GIVEN INSTRUCTION
Where the string "Uživatelé" occurs in the material below, report the whole line.

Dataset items
════════════════

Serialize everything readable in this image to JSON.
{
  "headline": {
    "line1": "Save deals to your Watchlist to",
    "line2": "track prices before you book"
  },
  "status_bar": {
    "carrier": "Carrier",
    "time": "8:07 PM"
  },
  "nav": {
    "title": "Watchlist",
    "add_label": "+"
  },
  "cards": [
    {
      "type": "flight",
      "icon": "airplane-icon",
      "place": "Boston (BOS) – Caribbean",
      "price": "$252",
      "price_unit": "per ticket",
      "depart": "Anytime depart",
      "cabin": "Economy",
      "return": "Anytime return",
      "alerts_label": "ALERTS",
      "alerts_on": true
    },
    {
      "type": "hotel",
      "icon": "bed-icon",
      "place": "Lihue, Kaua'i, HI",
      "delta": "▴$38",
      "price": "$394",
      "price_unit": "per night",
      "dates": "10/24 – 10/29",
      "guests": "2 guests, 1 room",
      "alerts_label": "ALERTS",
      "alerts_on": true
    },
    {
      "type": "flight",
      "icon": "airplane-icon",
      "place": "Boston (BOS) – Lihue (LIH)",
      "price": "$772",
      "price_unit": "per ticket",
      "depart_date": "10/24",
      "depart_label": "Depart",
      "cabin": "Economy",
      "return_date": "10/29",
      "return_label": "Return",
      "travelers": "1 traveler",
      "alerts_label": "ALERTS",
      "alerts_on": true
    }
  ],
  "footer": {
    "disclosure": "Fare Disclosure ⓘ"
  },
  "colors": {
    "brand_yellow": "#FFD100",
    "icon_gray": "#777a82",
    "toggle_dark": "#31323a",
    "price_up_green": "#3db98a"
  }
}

════════════════

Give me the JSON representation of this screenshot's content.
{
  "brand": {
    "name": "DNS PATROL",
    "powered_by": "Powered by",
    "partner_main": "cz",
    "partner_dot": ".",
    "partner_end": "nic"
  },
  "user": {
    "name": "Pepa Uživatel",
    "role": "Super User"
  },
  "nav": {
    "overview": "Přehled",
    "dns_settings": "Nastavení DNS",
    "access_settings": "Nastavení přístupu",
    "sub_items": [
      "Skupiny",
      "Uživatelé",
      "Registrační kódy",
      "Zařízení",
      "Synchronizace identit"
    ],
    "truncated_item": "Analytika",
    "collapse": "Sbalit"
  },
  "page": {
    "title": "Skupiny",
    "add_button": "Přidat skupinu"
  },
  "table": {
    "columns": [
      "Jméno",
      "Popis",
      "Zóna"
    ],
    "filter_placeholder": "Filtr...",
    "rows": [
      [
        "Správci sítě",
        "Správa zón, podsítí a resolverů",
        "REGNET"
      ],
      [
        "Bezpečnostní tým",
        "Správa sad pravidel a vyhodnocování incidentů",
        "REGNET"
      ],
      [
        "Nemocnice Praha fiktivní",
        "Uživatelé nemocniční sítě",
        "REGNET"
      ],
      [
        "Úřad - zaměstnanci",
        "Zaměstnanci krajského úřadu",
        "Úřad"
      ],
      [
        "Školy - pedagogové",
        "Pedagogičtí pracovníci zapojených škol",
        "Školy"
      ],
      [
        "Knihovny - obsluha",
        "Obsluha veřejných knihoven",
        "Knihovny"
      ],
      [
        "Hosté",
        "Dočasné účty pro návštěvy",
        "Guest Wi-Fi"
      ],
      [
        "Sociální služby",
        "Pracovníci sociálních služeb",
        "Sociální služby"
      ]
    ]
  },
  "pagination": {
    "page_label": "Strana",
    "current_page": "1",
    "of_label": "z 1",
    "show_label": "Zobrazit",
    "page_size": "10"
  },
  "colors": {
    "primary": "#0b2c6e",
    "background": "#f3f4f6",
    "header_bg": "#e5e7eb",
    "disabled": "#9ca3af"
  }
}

════════════════

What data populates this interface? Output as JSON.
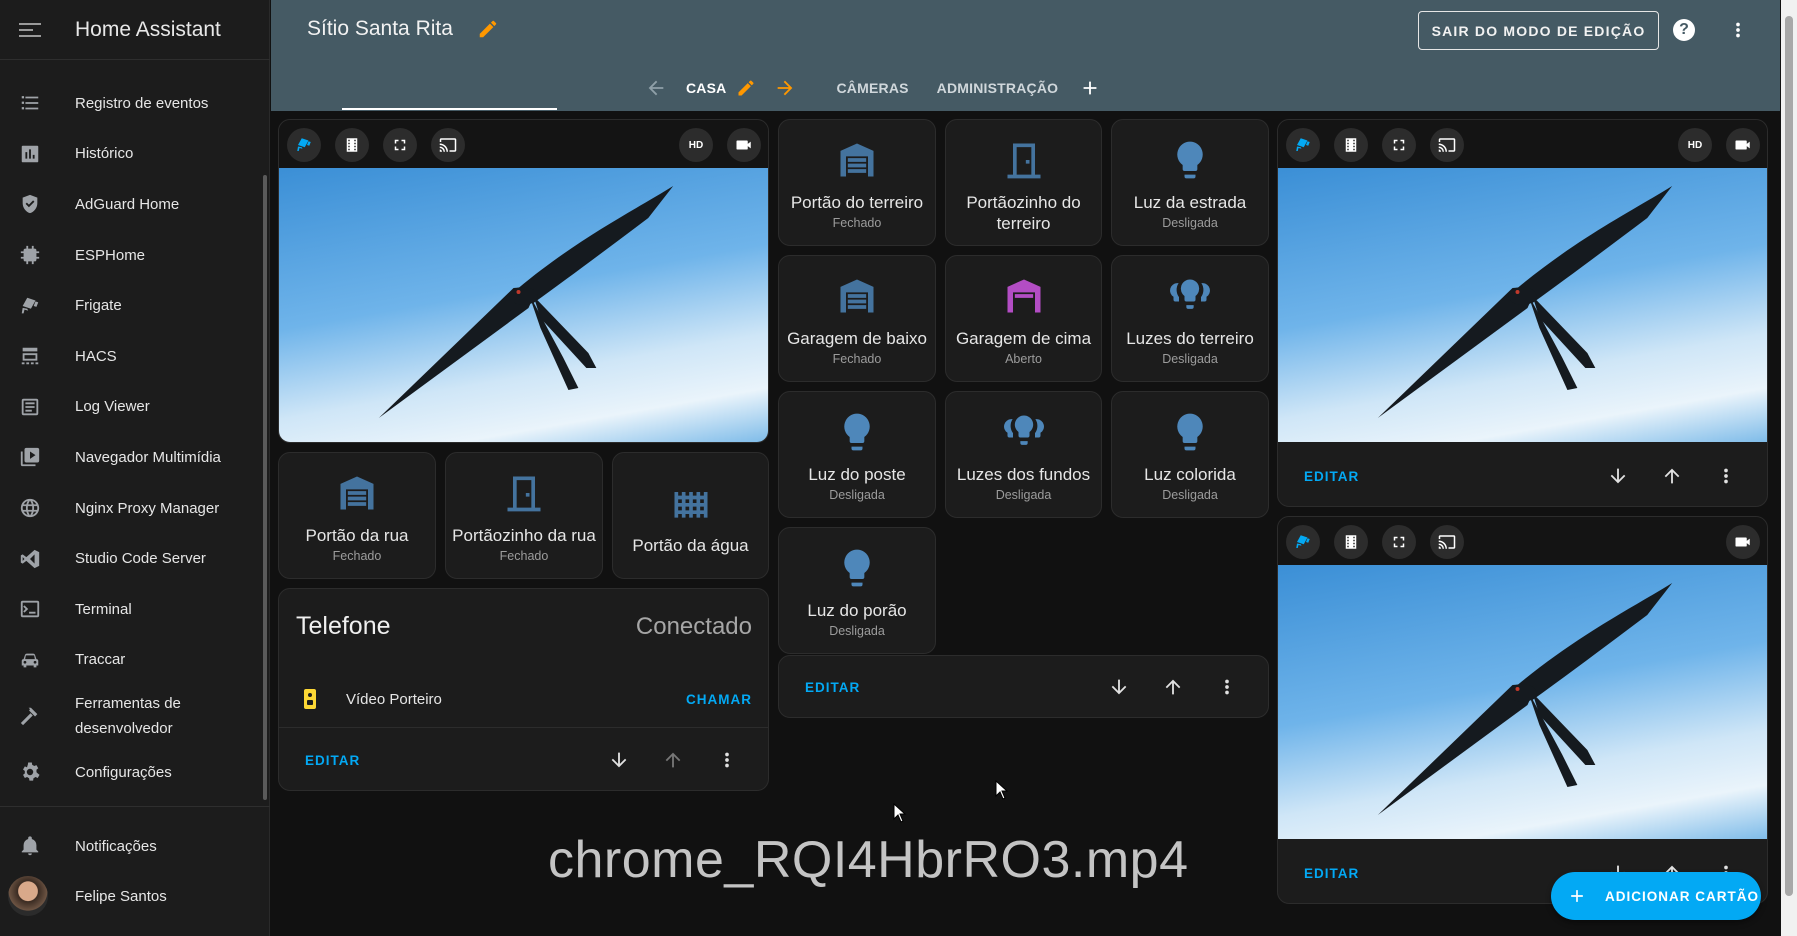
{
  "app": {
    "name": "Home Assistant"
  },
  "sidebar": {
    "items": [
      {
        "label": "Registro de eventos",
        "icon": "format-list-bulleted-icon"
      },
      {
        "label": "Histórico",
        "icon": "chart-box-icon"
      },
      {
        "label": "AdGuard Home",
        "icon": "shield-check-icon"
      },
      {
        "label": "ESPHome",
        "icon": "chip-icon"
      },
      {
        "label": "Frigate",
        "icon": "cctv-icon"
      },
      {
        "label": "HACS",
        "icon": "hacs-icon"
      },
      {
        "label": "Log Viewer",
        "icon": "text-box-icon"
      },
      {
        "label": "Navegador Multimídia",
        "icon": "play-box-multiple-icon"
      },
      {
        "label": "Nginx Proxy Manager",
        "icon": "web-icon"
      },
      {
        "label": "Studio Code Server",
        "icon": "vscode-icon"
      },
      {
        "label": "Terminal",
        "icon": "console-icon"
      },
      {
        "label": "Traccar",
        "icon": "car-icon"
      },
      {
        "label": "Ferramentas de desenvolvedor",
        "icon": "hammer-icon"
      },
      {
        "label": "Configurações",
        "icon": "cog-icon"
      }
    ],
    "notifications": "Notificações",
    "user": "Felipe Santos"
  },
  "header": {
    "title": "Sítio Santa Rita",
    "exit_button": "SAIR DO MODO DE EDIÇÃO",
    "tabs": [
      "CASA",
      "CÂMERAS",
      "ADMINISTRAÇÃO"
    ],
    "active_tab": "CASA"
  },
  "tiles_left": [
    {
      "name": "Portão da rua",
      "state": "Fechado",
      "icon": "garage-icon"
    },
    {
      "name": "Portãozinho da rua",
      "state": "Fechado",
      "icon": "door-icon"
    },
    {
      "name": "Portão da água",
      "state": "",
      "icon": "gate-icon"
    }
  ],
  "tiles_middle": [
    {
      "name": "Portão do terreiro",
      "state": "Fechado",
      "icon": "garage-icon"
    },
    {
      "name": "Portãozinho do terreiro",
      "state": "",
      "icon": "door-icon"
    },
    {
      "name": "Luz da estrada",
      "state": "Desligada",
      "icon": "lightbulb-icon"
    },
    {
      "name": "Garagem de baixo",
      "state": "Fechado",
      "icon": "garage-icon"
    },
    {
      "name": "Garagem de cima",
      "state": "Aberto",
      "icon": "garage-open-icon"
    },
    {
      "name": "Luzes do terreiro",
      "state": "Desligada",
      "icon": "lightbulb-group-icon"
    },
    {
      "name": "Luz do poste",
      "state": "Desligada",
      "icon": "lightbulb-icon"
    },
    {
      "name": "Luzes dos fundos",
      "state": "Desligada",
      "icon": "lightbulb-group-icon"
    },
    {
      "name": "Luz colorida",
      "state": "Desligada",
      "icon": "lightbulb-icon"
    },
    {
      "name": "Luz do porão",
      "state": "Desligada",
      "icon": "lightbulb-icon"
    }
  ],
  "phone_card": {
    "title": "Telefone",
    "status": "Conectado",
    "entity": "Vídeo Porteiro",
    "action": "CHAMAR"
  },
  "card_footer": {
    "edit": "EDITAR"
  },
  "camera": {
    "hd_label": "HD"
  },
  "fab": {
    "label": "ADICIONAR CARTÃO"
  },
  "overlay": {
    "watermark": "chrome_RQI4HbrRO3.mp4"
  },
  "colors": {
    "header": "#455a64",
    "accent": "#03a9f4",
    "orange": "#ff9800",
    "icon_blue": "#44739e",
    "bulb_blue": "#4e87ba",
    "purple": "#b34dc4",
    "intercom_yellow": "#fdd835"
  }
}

════════════════

THE SOLUTION
      "Uživatelé",
        "Uživatelé nemocniční sítě",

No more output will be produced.